What to do:
Every record must appear in your copy exactly as written, with no pictures.

Data excerpts:
=-=-=-=-=

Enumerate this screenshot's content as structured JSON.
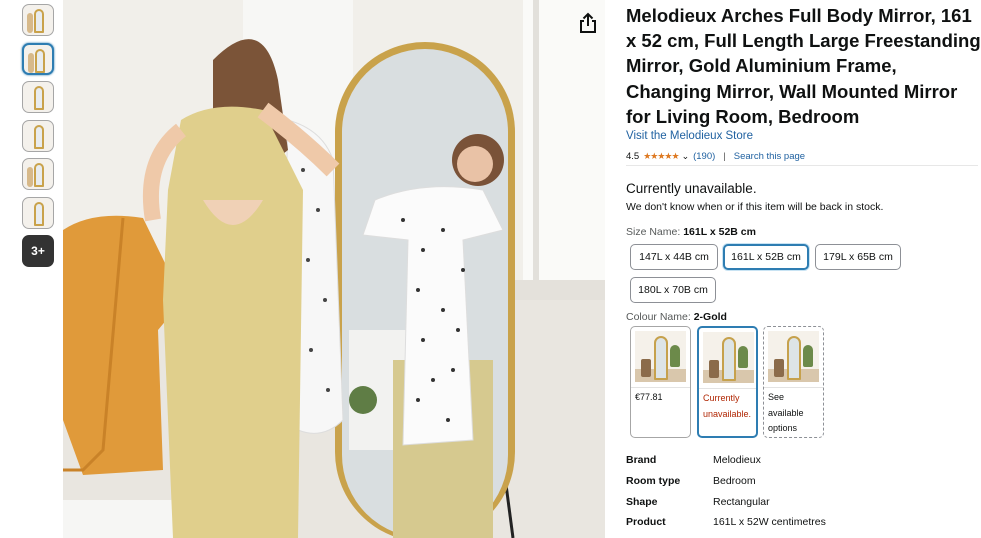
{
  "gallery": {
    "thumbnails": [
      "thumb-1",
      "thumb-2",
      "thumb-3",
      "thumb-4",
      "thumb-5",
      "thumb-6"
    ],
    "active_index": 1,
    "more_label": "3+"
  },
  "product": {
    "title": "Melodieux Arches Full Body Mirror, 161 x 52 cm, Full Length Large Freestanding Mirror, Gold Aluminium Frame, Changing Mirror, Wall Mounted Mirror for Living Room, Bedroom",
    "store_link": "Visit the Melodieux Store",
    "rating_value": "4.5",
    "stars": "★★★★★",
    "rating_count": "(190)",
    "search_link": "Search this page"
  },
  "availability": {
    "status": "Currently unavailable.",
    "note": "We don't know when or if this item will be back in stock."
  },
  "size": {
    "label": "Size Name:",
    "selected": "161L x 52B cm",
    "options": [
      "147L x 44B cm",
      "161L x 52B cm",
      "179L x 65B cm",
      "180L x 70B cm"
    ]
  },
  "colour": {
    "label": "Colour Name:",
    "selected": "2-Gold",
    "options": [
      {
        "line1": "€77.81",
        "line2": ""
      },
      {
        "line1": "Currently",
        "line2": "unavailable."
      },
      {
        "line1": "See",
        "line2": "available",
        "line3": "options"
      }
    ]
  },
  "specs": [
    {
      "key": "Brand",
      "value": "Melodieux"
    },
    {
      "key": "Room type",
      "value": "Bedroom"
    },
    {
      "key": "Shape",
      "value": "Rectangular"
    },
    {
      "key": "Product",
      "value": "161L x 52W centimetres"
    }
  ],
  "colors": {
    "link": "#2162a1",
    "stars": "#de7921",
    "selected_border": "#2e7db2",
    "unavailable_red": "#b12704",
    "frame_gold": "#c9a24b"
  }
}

=-=-=-=-=

Exercise result:
Enumerate this screenshot's content as structured JSON.
{
  "gallery": {
    "thumbnails": [
      "thumb-1",
      "thumb-2",
      "thumb-3",
      "thumb-4",
      "thumb-5",
      "thumb-6"
    ],
    "active_index": 1,
    "more_label": "3+"
  },
  "product": {
    "title": "Melodieux Arches Full Body Mirror, 161 x 52 cm, Full Length Large Freestanding Mirror, Gold Aluminium Frame, Changing Mirror, Wall Mounted Mirror for Living Room, Bedroom",
    "store_link": "Visit the Melodieux Store",
    "rating_value": "4.5",
    "stars": "★★★★★",
    "rating_count": "(190)",
    "search_link": "Search this page"
  },
  "availability": {
    "status": "Currently unavailable.",
    "note": "We don't know when or if this item will be back in stock."
  },
  "size": {
    "label": "Size Name:",
    "selected": "161L x 52B cm",
    "options": [
      "147L x 44B cm",
      "161L x 52B cm",
      "179L x 65B cm",
      "180L x 70B cm"
    ]
  },
  "colour": {
    "label": "Colour Name:",
    "selected": "2-Gold",
    "options": [
      {
        "line1": "€77.81",
        "line2": ""
      },
      {
        "line1": "Currently",
        "line2": "unavailable."
      },
      {
        "line1": "See",
        "line2": "available",
        "line3": "options"
      }
    ]
  },
  "specs": [
    {
      "key": "Brand",
      "value": "Melodieux"
    },
    {
      "key": "Room type",
      "value": "Bedroom"
    },
    {
      "key": "Shape",
      "value": "Rectangular"
    },
    {
      "key": "Product",
      "value": "161L x 52W centimetres"
    }
  ],
  "colors": {
    "link": "#2162a1",
    "stars": "#de7921",
    "selected_border": "#2e7db2",
    "unavailable_red": "#b12704",
    "frame_gold": "#c9a24b"
  }
}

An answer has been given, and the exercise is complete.